--- Problem requirements ---
Convert the part of the data that opens with the line containing "scatter-point bbox=[226, 189, 237, 200]" and closes with the line containing "scatter-point bbox=[921, 308, 932, 319]" into a JSON list of strings, one string per line, leaving out blank lines.

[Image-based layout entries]
<<<<
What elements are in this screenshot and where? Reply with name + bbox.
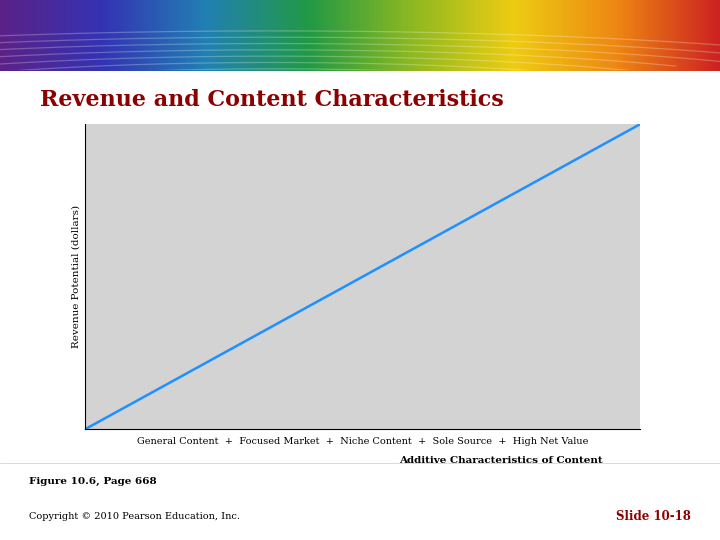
Text: Figure 10.6, Page 668: Figure 10.6, Page 668 (29, 477, 156, 486)
Text: Slide 10-18: Slide 10-18 (616, 510, 691, 523)
Y-axis label: Revenue Potential (dollars): Revenue Potential (dollars) (72, 205, 81, 348)
Text: General Content  +  Focused Market  +  Niche Content  +  Sole Source  +  High Ne: General Content + Focused Market + Niche… (137, 437, 588, 446)
Text: Copyright © 2010 Pearson Education, Inc.: Copyright © 2010 Pearson Education, Inc. (29, 512, 240, 521)
Text: Additive Characteristics of Content: Additive Characteristics of Content (400, 456, 603, 464)
Text: Revenue and Content Characteristics: Revenue and Content Characteristics (40, 89, 503, 111)
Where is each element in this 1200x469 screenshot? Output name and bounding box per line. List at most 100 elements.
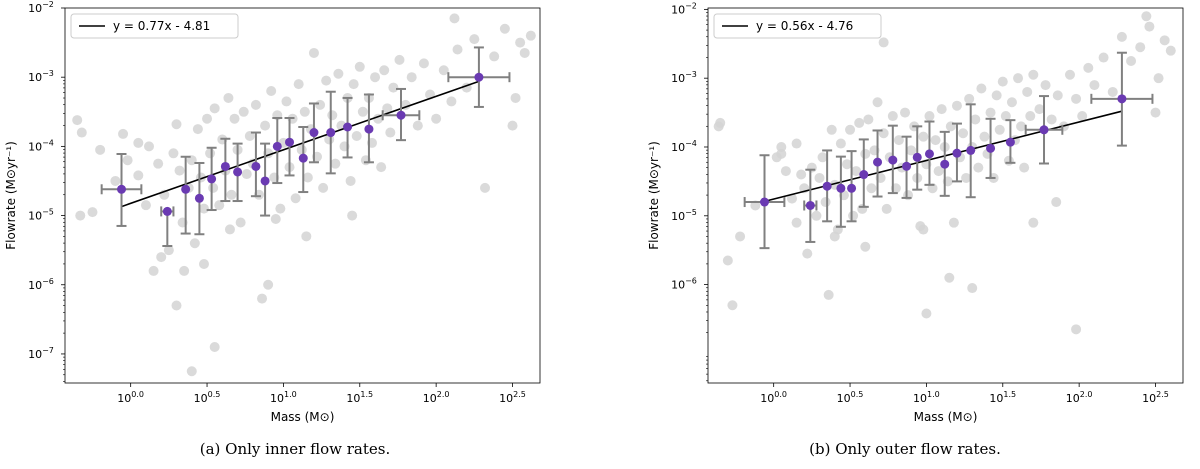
scatter-point bbox=[226, 189, 237, 200]
scatter-point bbox=[1153, 73, 1164, 84]
fit-line bbox=[121, 80, 480, 208]
scatter-point bbox=[1089, 80, 1100, 91]
scatter-point bbox=[431, 113, 442, 124]
scatter-point bbox=[308, 47, 319, 58]
scatter-point bbox=[1071, 93, 1082, 104]
scatter-point bbox=[301, 231, 312, 242]
y-tick-label: 10−2 bbox=[28, 0, 54, 15]
scatter-point bbox=[893, 135, 904, 146]
y-tick-label: 10−4 bbox=[671, 139, 697, 154]
scatter-point bbox=[480, 182, 491, 193]
scatter-point bbox=[1098, 52, 1109, 63]
scatter-point bbox=[347, 210, 358, 221]
scatter-point bbox=[525, 30, 536, 41]
scatter-point bbox=[881, 203, 892, 214]
scatter-point bbox=[333, 68, 344, 79]
y-axis-label: Flowrate (M⊙yr⁻¹) bbox=[647, 141, 661, 250]
scatter-point bbox=[921, 308, 932, 319]
scatter-point bbox=[857, 203, 868, 214]
scatter-point bbox=[1064, 69, 1075, 80]
scatter-point bbox=[385, 127, 396, 138]
scatter-point bbox=[76, 127, 87, 138]
scatter-point bbox=[469, 34, 480, 45]
scatter-point bbox=[140, 200, 151, 211]
scatter-point bbox=[205, 148, 216, 159]
scatter-point bbox=[229, 113, 240, 124]
legend: y = 0.56x - 4.76 bbox=[713, 13, 882, 39]
legend-box bbox=[713, 13, 882, 39]
scatter-point bbox=[976, 83, 987, 94]
scatter-point bbox=[1006, 97, 1017, 108]
legend-box bbox=[70, 13, 239, 39]
scatter-point bbox=[330, 158, 341, 169]
x-tick-label: 100.0 bbox=[760, 390, 787, 405]
scatter-point bbox=[179, 265, 190, 276]
scatter-point bbox=[133, 137, 144, 148]
binned-point bbox=[162, 206, 172, 216]
binned-point bbox=[966, 145, 976, 155]
scatter-point bbox=[1025, 111, 1036, 122]
y-tick-label: 10−3 bbox=[28, 69, 54, 84]
scatter-point bbox=[379, 65, 390, 76]
scatter-point bbox=[973, 162, 984, 173]
scatter-point bbox=[1159, 35, 1170, 46]
scatter-point bbox=[208, 182, 219, 193]
scatter-point bbox=[1165, 45, 1176, 56]
scatter-point bbox=[964, 93, 975, 104]
scatter-point bbox=[1046, 114, 1057, 125]
scatter-point bbox=[997, 76, 1008, 87]
scatter-point bbox=[930, 135, 941, 146]
scatter-point bbox=[95, 144, 106, 155]
scatter-point bbox=[1022, 86, 1033, 97]
scatter-point bbox=[948, 217, 959, 228]
scatter-point bbox=[118, 128, 129, 139]
scatter-point bbox=[776, 148, 787, 159]
binned-point bbox=[474, 72, 484, 82]
scatter-point bbox=[174, 165, 185, 176]
binned-point bbox=[260, 176, 270, 186]
scatter-point bbox=[1019, 162, 1030, 173]
binned-point bbox=[326, 128, 336, 138]
scatter-point bbox=[382, 103, 393, 114]
panel-b: 100.0 100.5 101.0 101.5 102.0 102.5 10−6 10−5 10… bbox=[647, 1, 1184, 424]
scatter-point bbox=[168, 148, 179, 159]
scatter-point bbox=[214, 200, 225, 211]
scatter-point bbox=[418, 58, 429, 69]
y-tick-label: 10−7 bbox=[28, 346, 54, 361]
binned-point bbox=[194, 193, 204, 203]
scatter-point bbox=[489, 51, 500, 62]
scatter-point bbox=[370, 72, 381, 83]
scatter-point bbox=[209, 103, 220, 114]
scatter-point bbox=[860, 241, 871, 252]
scatter-point bbox=[806, 162, 817, 173]
scatter-point bbox=[299, 106, 310, 117]
scatter-point bbox=[293, 79, 304, 90]
binned-point bbox=[207, 174, 217, 184]
scatter-point bbox=[281, 96, 292, 107]
scatter-point bbox=[802, 248, 813, 259]
binned-point bbox=[986, 143, 996, 153]
scatter-point bbox=[394, 54, 405, 65]
binned-point bbox=[272, 141, 282, 151]
scatter-point bbox=[1040, 80, 1051, 91]
y-tick-label: 10−6 bbox=[671, 277, 697, 292]
scatter-point bbox=[826, 124, 837, 135]
x-tick-label: 101.5 bbox=[346, 390, 373, 405]
scatter-point bbox=[302, 172, 313, 183]
scatter-point bbox=[933, 166, 944, 177]
caption-b: (b) Only outer flow rates. bbox=[809, 440, 1001, 458]
binned-point bbox=[309, 128, 319, 138]
scatter-point bbox=[776, 141, 787, 152]
x-tick-label: 102.5 bbox=[499, 390, 526, 405]
scatter-point bbox=[924, 111, 935, 122]
binned-point bbox=[117, 184, 127, 194]
scatter-point bbox=[250, 99, 261, 110]
binned-point bbox=[298, 153, 308, 163]
scatter-point bbox=[1034, 104, 1045, 115]
scatter-point bbox=[510, 92, 521, 103]
binned-series bbox=[743, 51, 1154, 250]
scatter-point bbox=[1150, 107, 1161, 118]
scatter-point bbox=[133, 170, 144, 181]
scatter-layer bbox=[72, 13, 536, 377]
scatter-point bbox=[918, 131, 929, 142]
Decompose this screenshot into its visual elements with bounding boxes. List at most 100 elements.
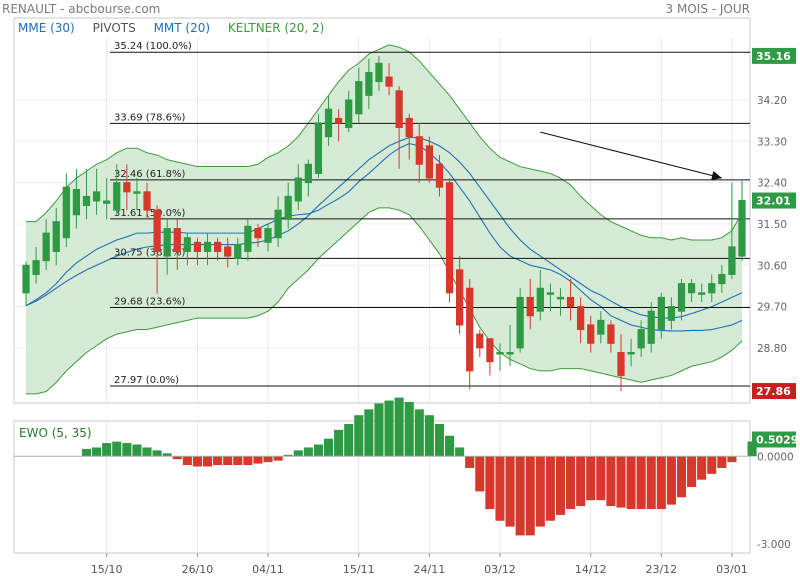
ewo-bar-positive [404, 402, 414, 457]
date-tick-label: 03/01 [716, 563, 748, 576]
date-axis: 15/10 26/10 04/11 15/11 24/11 03/12 14/12 23/12… [91, 553, 748, 576]
ewo-bar-negative [495, 456, 505, 521]
ewo-bar-positive [303, 447, 313, 457]
candle-up [637, 329, 645, 349]
candle-down [476, 333, 484, 349]
fibonacci-label: 35.24 (100.0%) [114, 41, 192, 52]
candle-up [22, 264, 30, 294]
ewo-bar-positive [323, 438, 334, 457]
legend-mmt[interactable]: MMT (20) [153, 21, 211, 35]
candle-up [284, 195, 292, 220]
candle-up [294, 177, 302, 202]
candle-up [365, 71, 373, 96]
ewo-bar-positive [162, 453, 172, 457]
ewo-bar-negative [475, 456, 485, 492]
ewo-bar-positive [455, 447, 465, 457]
candle-up [103, 200, 111, 204]
candle-up [314, 122, 323, 174]
candle-up [647, 310, 655, 344]
legend-mme[interactable]: MME (30) [18, 21, 75, 35]
candle-down [395, 90, 403, 129]
chart-title: RENAULT - abcbourse.com [2, 2, 161, 16]
candle-up [163, 228, 171, 257]
candle-up [738, 200, 746, 257]
candle-up [657, 296, 665, 331]
date-tick-label: 26/10 [182, 563, 214, 576]
ewo-bar-negative [606, 456, 616, 507]
ewo-bar-negative [263, 456, 273, 463]
fibonacci-levels: 35.24 (100.0%) 33.69 (78.6%) 32.46 (61.8%)… [110, 41, 750, 387]
candle-down [456, 269, 464, 326]
ewo-bar-negative [273, 456, 283, 461]
candle-down [577, 306, 585, 331]
price-tick-label: 29.70 [757, 302, 787, 314]
price-tick-label: 28.80 [757, 343, 787, 355]
candle-up [556, 296, 565, 300]
ewo-bar-positive [424, 415, 434, 457]
keltner-band [26, 44, 743, 395]
candle-up [32, 260, 40, 275]
price-tick-label: 34.20 [757, 95, 787, 107]
ewo-bar-negative [586, 456, 596, 501]
candle-down [153, 209, 161, 252]
ewo-bar-negative [485, 456, 495, 510]
candle-down [435, 163, 444, 188]
ewo-tick-label: -3.000 [757, 539, 791, 551]
candle-down [526, 296, 534, 317]
ewo-bar-negative [656, 456, 666, 510]
ewo-bar-negative [202, 456, 213, 467]
candle-up [183, 237, 191, 252]
ewo-bar-positive [152, 450, 162, 457]
chart-period: 3 MOIS - JOUR [665, 2, 750, 16]
ewo-bar-negative [707, 456, 717, 474]
ewo-bar-negative [182, 456, 192, 466]
ewo-bar-negative [545, 456, 555, 521]
price-tag-high-label: 35.16 [756, 50, 791, 63]
candle-up [627, 351, 635, 355]
ewo-bar-positive [354, 415, 364, 457]
ewo-bar-positive [102, 443, 112, 457]
price-tag-low-label: 27.86 [756, 385, 791, 398]
candle-up [506, 351, 514, 355]
candle-up [496, 351, 504, 355]
candle-down [334, 117, 343, 124]
candle-up [597, 319, 605, 335]
candle-down [415, 136, 423, 165]
ewo-value-tag-label: 0.5029 [756, 434, 798, 447]
ewo-bar-negative [213, 456, 223, 466]
price-tag-last-label: 32.01 [756, 195, 791, 208]
indicator-legend: MME (30) PIVOTS MMT (20) KELTNER (20, 2) [18, 21, 338, 35]
trendline [540, 131, 722, 181]
ewo-bar-positive [434, 424, 445, 457]
ewo-bar-positive [313, 444, 323, 457]
price-tick-label: 31.50 [757, 219, 787, 231]
price-tag-last [752, 192, 796, 209]
fibonacci-label: 31.61 (50.0%) [114, 208, 185, 219]
ewo-bar-negative [243, 456, 253, 466]
ewo-bar-positive [364, 409, 374, 457]
legend-keltner[interactable]: KELTNER (20, 2) [227, 21, 325, 35]
ewo-bar-negative [192, 456, 202, 467]
ewo-bar-positive [142, 447, 152, 457]
ewo-bar-negative [626, 456, 636, 510]
price-panel-frame [13, 17, 751, 404]
candle-down [405, 117, 413, 138]
ewo-bar-positive [81, 448, 92, 457]
candle-up [92, 191, 101, 202]
candle-down [254, 228, 262, 239]
ewo-title: EWO (5, 35) [19, 426, 92, 440]
ewo-bar-negative [676, 456, 687, 498]
trendline-arrowhead [711, 170, 722, 181]
date-tick-label: 23/12 [645, 563, 677, 576]
ewo-bar-negative [697, 456, 707, 480]
ewo-bar-negative [253, 456, 263, 464]
ewo-bar-negative [233, 456, 243, 466]
candle-down [213, 241, 222, 252]
mmt-20-line [25, 143, 743, 332]
ewo-bar-positive [283, 454, 293, 457]
date-tick-label: 24/11 [414, 563, 446, 576]
candle-up [516, 296, 524, 349]
candle-down [486, 338, 494, 363]
legend-pivots[interactable]: PIVOTS [92, 21, 136, 35]
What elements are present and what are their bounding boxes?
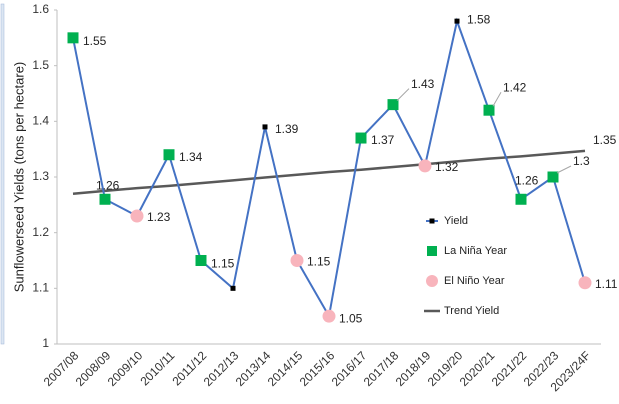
data-label: 1.15 [211,257,235,271]
y-tick-label: 1.6 [32,2,49,16]
data-label: 1.35 [593,133,617,147]
data-label: 1.39 [275,122,299,136]
y-tick-label: 1.2 [32,225,49,239]
leader-line [396,88,410,101]
x-tick-label: 2009/10 [105,348,146,389]
x-tick-label: 2010/11 [137,348,177,388]
data-label: 1.55 [83,34,107,48]
frame-edge [0,3,5,345]
legend-label: La Niña Year [444,245,507,257]
y-tick-label: 1.5 [32,58,49,72]
la-nina-marker [195,255,207,266]
legend-swatch [427,246,437,256]
la-nina-marker [67,32,79,44]
el-nino-marker [578,276,592,290]
data-label: 1.3 [573,154,590,168]
la-nina-marker [355,132,367,144]
y-axis-title: Sunflowerseed Yields (tons per hectare) [11,62,26,293]
data-label: 1.23 [147,210,171,224]
la-nina-marker [99,193,111,205]
yield-line [72,17,586,320]
trend-line [72,149,586,195]
leader-line [556,165,572,174]
y-tick-label: 1.1 [32,281,49,295]
data-label: 1.26 [96,178,120,192]
el-nino-marker [290,254,304,267]
legend-swatch [426,275,438,287]
el-nino-marker [130,209,144,223]
la-nina-marker [547,171,559,183]
data-label: 1.42 [503,80,527,94]
yield-marker [262,124,268,130]
legend-swatch [429,218,435,224]
legend-label: Yield [444,215,468,227]
y-tick-label: 1.4 [32,114,49,128]
data-label: 1.43 [411,77,435,91]
data-label: 1.32 [435,160,459,174]
data-label: 1.26 [515,173,539,187]
legend-label: Trend Yield [444,305,499,317]
data-label: 1.15 [307,255,331,269]
yield-marker [230,285,236,291]
la-nina-marker [387,99,399,111]
data-label: 1.34 [179,150,203,164]
data-label: 1.05 [339,311,363,325]
data-label: 1.11 [595,277,618,291]
y-tick-label: 1.3 [32,169,49,183]
data-label: 1.58 [467,12,491,26]
la-nina-marker [483,104,495,116]
el-nino-marker [418,159,432,173]
yield-marker [454,18,460,24]
legend-label: El Niño Year [444,275,505,287]
data-label: 1.37 [371,133,395,147]
el-nino-marker [322,309,336,323]
leader-line [492,91,502,107]
la-nina-marker [515,193,527,205]
la-nina-marker [163,149,175,161]
y-tick-label: 1 [42,336,49,350]
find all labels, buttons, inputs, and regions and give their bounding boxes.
>>>>
--- Response ---
[
  "scatter-point bbox=[226, 189, 237, 200]",
  "scatter-point bbox=[1153, 73, 1164, 84]",
  "fit-line bbox=[121, 80, 480, 208]",
  "scatter-point bbox=[1089, 80, 1100, 91]",
  "scatter-point bbox=[431, 113, 442, 124]",
  "scatter-point bbox=[308, 47, 319, 58]",
  "scatter-point bbox=[1071, 93, 1082, 104]",
  "scatter-point bbox=[301, 231, 312, 242]",
  "y-tick-label: 10−2 bbox=[28, 0, 54, 15]",
  "scatter-point bbox=[893, 135, 904, 146]",
  "y-tick-label: 10−4 bbox=[671, 139, 697, 154]",
  "scatter-point bbox=[480, 182, 491, 193]",
  "scatter-point bbox=[1098, 52, 1109, 63]",
  "scatter-point bbox=[347, 210, 358, 221]",
  "scatter-point bbox=[525, 30, 536, 41]",
  "scatter-point bbox=[881, 203, 892, 214]",
  "scatter-point bbox=[333, 68, 344, 79]",
  "y-axis-label: Flowrate (M⊙yr⁻¹) bbox=[647, 141, 661, 250]",
  "scatter-point bbox=[921, 308, 932, 319]"
]